[What to do] Copy out the records below word for word, from the start of the records up to and including the line with "volume-bar-70 bbox=[1510, 1598, 1527, 1616]".

++++ Material for this task ++++

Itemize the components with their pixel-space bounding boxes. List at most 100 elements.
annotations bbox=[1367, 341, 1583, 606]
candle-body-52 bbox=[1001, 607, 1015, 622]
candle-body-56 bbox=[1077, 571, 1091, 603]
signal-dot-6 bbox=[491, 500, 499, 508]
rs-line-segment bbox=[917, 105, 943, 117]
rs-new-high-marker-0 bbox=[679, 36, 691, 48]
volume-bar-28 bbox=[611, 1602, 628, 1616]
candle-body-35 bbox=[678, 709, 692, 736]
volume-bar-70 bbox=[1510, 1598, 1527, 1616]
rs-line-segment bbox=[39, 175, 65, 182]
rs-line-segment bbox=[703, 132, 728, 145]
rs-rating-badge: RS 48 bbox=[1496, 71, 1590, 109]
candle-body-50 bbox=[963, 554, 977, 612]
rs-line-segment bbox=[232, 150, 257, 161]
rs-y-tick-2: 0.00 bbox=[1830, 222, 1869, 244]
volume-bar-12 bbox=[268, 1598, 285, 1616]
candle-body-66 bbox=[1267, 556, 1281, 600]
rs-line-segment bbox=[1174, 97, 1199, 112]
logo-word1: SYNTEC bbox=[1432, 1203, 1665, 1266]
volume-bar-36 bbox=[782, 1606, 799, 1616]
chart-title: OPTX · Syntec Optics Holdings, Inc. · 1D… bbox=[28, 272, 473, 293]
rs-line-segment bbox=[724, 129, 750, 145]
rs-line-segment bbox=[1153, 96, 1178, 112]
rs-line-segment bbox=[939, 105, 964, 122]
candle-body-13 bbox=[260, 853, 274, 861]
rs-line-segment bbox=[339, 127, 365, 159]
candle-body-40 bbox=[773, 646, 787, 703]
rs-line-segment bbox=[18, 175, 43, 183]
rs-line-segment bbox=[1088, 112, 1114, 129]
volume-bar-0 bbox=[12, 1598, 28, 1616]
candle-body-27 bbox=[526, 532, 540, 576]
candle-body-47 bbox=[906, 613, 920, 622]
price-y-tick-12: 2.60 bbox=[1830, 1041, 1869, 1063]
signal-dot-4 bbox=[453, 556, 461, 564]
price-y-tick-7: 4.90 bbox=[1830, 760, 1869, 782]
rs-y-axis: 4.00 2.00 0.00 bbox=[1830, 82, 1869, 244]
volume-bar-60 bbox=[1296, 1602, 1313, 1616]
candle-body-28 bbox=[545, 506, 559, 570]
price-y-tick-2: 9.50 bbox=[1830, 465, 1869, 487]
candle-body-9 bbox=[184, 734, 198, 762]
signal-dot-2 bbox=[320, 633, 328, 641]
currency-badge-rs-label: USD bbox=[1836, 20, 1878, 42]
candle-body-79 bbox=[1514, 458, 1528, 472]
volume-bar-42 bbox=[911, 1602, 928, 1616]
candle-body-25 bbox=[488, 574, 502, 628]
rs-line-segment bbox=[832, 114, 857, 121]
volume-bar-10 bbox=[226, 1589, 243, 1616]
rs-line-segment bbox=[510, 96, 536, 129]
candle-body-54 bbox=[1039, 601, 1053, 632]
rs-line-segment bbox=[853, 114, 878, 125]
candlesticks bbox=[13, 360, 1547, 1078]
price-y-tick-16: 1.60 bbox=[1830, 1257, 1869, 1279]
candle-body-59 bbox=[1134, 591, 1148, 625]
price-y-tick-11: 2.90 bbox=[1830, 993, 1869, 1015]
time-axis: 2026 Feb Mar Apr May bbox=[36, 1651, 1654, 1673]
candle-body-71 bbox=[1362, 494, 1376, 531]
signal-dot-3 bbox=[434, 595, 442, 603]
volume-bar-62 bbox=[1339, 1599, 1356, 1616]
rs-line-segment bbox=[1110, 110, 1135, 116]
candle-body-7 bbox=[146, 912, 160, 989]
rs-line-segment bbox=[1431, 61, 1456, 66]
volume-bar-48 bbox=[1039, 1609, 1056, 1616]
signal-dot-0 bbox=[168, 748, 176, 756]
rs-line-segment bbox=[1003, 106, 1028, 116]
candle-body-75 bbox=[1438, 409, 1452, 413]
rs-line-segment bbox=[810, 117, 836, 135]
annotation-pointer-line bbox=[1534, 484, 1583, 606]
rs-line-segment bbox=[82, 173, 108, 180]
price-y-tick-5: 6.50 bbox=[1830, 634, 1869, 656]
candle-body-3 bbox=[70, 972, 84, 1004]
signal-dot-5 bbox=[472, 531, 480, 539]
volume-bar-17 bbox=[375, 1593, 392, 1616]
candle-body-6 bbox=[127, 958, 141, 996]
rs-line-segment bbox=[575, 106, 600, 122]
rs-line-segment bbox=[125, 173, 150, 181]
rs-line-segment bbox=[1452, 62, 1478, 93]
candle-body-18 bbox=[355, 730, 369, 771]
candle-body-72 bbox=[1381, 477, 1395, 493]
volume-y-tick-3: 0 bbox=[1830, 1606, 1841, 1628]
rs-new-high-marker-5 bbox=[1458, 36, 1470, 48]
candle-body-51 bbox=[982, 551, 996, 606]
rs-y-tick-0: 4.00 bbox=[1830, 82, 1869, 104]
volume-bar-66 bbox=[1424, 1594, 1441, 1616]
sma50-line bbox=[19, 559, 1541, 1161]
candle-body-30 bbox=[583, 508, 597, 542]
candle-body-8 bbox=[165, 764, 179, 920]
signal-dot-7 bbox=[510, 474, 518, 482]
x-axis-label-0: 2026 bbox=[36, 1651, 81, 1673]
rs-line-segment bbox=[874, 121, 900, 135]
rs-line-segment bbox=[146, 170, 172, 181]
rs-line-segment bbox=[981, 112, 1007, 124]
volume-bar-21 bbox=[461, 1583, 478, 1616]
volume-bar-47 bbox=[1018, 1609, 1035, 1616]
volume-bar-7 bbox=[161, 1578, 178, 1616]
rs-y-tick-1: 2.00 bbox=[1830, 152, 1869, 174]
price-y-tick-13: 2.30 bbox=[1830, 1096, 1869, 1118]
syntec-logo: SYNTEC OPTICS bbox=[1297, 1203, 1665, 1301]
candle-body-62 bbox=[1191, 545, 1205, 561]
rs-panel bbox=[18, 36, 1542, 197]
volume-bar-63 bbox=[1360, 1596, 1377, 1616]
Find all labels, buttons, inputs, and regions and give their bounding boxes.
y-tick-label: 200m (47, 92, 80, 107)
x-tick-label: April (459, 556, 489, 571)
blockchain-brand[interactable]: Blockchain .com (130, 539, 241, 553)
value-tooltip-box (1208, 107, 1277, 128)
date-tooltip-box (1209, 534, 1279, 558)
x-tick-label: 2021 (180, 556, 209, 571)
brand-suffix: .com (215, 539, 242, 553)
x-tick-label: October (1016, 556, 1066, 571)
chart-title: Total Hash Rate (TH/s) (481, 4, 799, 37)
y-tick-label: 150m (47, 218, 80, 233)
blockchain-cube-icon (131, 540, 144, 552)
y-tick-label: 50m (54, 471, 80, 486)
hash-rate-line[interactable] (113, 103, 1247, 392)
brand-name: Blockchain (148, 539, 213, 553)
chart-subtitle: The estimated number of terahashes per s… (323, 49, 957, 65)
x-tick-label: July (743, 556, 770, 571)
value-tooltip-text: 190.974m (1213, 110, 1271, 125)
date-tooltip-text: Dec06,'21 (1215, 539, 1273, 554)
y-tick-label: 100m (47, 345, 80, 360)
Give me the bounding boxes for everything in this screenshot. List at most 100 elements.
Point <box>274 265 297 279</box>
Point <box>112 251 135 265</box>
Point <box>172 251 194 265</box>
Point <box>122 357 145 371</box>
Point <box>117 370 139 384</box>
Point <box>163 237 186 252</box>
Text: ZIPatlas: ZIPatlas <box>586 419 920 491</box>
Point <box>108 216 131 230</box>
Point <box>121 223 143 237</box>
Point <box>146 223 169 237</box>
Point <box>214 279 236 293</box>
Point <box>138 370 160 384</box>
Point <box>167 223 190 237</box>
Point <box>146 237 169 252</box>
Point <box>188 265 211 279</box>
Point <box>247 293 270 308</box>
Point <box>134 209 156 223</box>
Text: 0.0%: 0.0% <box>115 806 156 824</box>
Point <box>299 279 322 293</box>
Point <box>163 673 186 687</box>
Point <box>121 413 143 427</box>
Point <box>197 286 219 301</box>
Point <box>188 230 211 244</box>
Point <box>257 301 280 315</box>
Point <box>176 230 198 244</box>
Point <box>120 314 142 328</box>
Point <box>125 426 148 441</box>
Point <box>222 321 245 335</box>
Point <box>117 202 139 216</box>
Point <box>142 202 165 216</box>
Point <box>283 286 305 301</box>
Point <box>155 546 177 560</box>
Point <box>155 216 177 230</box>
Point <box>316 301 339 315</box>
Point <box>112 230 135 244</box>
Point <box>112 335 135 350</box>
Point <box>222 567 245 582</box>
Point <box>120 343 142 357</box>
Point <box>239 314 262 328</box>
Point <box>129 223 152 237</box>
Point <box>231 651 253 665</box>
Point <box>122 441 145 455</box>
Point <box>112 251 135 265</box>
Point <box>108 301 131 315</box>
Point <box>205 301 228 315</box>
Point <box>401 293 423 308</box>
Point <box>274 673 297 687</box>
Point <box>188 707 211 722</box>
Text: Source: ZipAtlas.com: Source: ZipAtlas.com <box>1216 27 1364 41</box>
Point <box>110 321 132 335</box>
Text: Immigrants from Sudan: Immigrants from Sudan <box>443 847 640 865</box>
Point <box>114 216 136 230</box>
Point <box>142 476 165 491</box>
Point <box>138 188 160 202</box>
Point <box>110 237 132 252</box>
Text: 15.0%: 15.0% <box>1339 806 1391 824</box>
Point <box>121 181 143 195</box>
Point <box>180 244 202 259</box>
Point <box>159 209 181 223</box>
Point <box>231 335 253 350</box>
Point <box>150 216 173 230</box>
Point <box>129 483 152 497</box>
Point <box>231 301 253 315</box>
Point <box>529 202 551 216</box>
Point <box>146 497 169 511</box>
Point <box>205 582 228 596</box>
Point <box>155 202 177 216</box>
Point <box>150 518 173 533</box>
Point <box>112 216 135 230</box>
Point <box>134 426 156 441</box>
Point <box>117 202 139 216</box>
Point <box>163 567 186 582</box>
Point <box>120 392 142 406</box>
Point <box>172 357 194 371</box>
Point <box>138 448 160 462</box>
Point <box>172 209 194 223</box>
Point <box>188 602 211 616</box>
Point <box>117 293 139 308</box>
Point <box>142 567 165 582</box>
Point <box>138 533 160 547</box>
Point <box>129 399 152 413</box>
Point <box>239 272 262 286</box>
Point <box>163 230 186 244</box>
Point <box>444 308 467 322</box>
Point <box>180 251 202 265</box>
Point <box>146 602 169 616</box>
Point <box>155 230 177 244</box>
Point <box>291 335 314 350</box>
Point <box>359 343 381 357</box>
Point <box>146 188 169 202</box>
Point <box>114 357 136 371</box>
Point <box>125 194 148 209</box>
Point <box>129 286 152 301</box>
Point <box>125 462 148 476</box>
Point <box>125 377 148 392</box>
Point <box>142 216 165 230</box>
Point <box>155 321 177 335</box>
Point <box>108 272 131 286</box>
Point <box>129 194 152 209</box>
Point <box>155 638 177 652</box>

++++

[The answer]
Itemize the components with their pixel-space bounding boxes. List at most 100 elements.
annotations bbox=[1367, 341, 1583, 606]
candle-body-52 bbox=[1001, 607, 1015, 622]
candle-body-56 bbox=[1077, 571, 1091, 603]
signal-dot-6 bbox=[491, 500, 499, 508]
rs-line-segment bbox=[917, 105, 943, 117]
rs-new-high-marker-0 bbox=[679, 36, 691, 48]
volume-bar-28 bbox=[611, 1602, 628, 1616]
candle-body-35 bbox=[678, 709, 692, 736]
volume-bar-70 bbox=[1510, 1598, 1527, 1616]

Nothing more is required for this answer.